* [Your instructions] Extract all lines from the data beneath that include the word "JSON".

* [Provided material]
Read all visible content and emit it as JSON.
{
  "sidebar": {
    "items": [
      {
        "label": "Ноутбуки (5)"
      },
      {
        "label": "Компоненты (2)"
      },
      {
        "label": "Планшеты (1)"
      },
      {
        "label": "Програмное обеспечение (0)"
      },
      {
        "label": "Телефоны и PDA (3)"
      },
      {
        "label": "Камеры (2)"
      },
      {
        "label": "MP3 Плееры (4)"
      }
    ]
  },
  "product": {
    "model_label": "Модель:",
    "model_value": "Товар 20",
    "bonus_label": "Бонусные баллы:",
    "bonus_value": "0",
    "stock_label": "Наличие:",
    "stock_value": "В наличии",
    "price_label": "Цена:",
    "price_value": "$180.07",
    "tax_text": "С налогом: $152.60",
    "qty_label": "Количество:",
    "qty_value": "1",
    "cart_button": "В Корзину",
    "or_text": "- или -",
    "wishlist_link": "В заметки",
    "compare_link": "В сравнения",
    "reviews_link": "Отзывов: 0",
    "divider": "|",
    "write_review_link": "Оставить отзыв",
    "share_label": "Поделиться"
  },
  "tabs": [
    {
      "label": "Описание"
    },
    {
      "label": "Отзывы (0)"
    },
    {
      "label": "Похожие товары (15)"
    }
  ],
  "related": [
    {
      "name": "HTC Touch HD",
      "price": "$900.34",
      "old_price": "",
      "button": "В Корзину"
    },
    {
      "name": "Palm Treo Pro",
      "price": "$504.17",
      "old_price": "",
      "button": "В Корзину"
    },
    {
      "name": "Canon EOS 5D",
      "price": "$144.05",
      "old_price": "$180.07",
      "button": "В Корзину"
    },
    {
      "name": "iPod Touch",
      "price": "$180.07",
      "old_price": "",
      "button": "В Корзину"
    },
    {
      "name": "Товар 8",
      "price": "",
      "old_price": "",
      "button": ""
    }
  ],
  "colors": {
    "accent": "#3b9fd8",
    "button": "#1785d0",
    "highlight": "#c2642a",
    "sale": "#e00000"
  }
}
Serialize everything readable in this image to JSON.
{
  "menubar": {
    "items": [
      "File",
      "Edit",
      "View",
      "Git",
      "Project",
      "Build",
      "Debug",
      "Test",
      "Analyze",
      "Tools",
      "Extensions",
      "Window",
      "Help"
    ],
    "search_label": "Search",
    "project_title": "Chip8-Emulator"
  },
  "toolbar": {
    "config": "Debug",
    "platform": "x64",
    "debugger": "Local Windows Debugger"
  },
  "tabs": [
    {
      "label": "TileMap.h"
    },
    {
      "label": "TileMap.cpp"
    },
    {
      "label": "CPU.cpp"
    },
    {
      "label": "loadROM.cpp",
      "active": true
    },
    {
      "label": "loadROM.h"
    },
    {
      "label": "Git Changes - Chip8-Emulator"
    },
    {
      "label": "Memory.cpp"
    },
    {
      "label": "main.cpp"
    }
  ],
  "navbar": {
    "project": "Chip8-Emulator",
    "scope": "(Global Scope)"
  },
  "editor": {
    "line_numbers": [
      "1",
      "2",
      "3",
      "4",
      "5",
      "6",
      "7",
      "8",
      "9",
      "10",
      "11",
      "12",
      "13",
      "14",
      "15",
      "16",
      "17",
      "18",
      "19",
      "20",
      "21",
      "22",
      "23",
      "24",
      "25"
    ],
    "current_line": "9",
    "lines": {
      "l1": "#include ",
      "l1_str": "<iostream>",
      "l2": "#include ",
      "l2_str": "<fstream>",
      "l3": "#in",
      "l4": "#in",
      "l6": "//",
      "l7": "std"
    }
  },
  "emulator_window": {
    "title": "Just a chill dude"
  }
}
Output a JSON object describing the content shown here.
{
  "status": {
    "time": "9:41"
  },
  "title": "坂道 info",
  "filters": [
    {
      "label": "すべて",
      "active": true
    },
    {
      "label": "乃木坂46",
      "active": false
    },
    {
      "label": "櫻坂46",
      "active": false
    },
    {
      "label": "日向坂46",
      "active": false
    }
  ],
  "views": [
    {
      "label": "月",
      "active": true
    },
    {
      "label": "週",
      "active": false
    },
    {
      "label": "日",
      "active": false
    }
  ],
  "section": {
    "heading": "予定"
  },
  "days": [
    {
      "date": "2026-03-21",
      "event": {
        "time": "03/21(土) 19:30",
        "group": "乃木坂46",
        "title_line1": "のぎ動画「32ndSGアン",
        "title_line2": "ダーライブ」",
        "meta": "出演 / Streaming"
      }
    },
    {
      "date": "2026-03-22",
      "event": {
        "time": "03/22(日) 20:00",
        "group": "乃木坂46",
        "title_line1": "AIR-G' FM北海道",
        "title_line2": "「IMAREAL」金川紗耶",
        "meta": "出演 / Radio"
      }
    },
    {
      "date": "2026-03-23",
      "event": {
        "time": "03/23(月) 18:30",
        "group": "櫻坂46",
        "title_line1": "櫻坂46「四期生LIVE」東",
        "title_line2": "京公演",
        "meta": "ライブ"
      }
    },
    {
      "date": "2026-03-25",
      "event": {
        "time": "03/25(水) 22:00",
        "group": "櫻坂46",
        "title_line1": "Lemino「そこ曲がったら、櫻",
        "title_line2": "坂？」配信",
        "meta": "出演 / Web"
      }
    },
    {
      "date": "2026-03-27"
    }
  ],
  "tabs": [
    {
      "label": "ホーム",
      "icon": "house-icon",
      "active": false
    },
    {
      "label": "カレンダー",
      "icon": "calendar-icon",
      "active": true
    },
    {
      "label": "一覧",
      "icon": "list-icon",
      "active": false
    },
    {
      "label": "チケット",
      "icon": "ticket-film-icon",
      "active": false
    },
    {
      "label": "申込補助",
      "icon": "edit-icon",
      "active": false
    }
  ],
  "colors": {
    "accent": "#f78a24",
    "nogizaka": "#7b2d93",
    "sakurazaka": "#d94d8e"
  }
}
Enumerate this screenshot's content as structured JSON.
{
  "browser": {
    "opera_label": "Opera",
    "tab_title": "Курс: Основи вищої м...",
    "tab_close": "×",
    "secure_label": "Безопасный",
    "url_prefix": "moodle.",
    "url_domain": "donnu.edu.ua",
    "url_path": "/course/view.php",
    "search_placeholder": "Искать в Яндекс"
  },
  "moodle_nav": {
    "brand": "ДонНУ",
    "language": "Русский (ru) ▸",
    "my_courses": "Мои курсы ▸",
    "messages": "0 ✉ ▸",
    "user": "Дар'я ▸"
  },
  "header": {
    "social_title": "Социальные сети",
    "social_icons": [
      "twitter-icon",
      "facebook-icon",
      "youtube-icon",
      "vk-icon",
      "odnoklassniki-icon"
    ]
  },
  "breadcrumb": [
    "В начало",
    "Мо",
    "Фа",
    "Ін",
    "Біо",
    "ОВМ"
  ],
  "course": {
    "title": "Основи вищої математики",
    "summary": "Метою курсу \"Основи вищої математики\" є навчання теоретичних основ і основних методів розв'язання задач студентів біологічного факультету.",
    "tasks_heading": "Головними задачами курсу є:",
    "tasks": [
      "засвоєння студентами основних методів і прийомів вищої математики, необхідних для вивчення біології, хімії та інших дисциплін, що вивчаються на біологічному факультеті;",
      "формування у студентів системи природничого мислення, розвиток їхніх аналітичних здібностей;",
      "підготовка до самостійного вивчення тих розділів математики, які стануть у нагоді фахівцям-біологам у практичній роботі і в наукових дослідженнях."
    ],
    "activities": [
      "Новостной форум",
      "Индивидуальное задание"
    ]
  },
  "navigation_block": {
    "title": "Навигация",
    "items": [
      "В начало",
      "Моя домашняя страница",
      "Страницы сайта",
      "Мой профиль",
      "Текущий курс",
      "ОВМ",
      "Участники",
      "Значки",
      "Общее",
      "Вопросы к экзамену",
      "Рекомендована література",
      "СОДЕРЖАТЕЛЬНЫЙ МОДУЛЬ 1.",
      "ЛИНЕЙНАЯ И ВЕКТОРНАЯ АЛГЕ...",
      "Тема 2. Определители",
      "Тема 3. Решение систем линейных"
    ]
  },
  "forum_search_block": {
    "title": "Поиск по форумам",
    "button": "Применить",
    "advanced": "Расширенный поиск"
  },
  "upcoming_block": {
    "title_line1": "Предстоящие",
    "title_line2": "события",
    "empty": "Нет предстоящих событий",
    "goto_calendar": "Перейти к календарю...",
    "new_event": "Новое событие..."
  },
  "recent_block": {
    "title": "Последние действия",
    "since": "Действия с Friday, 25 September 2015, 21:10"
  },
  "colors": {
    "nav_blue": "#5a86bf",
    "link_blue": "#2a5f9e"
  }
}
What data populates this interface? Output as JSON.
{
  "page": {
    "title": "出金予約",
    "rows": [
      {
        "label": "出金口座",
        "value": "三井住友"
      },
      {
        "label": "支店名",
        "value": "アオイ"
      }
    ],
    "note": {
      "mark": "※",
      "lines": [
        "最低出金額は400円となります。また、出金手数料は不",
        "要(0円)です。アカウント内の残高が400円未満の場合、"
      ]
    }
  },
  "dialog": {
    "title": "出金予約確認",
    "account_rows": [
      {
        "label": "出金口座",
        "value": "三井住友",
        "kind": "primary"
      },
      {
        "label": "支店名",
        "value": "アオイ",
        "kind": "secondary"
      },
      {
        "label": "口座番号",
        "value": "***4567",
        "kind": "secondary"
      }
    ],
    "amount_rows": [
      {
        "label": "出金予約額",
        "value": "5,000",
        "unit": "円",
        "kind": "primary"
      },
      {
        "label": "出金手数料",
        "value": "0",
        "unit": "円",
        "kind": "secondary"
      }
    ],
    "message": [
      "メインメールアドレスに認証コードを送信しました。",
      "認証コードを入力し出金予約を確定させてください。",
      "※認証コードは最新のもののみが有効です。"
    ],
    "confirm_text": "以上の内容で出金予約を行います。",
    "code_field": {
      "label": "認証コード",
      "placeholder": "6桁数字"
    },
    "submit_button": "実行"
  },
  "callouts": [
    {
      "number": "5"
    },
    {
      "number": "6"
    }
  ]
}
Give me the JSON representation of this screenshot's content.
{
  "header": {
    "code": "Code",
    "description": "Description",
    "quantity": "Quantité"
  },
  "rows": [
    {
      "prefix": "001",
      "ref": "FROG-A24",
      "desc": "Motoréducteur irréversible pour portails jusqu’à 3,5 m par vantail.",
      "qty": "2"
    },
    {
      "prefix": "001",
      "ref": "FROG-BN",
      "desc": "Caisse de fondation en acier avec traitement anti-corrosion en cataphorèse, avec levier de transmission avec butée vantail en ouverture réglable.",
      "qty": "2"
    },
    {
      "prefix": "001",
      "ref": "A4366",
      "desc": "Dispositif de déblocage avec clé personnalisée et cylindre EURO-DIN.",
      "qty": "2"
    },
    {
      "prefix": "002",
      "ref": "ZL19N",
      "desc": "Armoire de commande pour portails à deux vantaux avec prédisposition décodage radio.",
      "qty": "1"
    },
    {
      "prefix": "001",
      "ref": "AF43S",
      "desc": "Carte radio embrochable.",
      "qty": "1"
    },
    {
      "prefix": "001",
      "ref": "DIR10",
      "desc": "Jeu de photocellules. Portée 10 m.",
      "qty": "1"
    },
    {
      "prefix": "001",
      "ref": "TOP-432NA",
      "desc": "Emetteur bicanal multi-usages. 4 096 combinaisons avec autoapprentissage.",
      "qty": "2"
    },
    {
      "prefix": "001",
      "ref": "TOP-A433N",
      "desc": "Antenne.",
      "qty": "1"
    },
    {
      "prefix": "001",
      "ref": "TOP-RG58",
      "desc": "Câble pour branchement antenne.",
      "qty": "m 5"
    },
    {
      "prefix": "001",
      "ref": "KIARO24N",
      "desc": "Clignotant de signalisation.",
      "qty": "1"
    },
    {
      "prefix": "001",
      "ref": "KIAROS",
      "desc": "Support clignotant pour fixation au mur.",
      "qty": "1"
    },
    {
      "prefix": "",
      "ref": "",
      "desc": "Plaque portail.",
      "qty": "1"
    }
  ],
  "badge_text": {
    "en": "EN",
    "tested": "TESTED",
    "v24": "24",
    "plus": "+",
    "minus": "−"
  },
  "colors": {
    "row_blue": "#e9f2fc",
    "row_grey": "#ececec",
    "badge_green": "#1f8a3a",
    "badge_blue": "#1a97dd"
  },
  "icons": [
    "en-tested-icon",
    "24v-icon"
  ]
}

* [Completed task]
Read all visible content and emit it as JSON.
Serialize everything readable in this image to JSON.
Output a JSON object describing the content shown here.
Enumerate this screenshot's content as structured JSON.
What data populates this interface? Output as JSON.
Give me the JSON representation of this screenshot's content.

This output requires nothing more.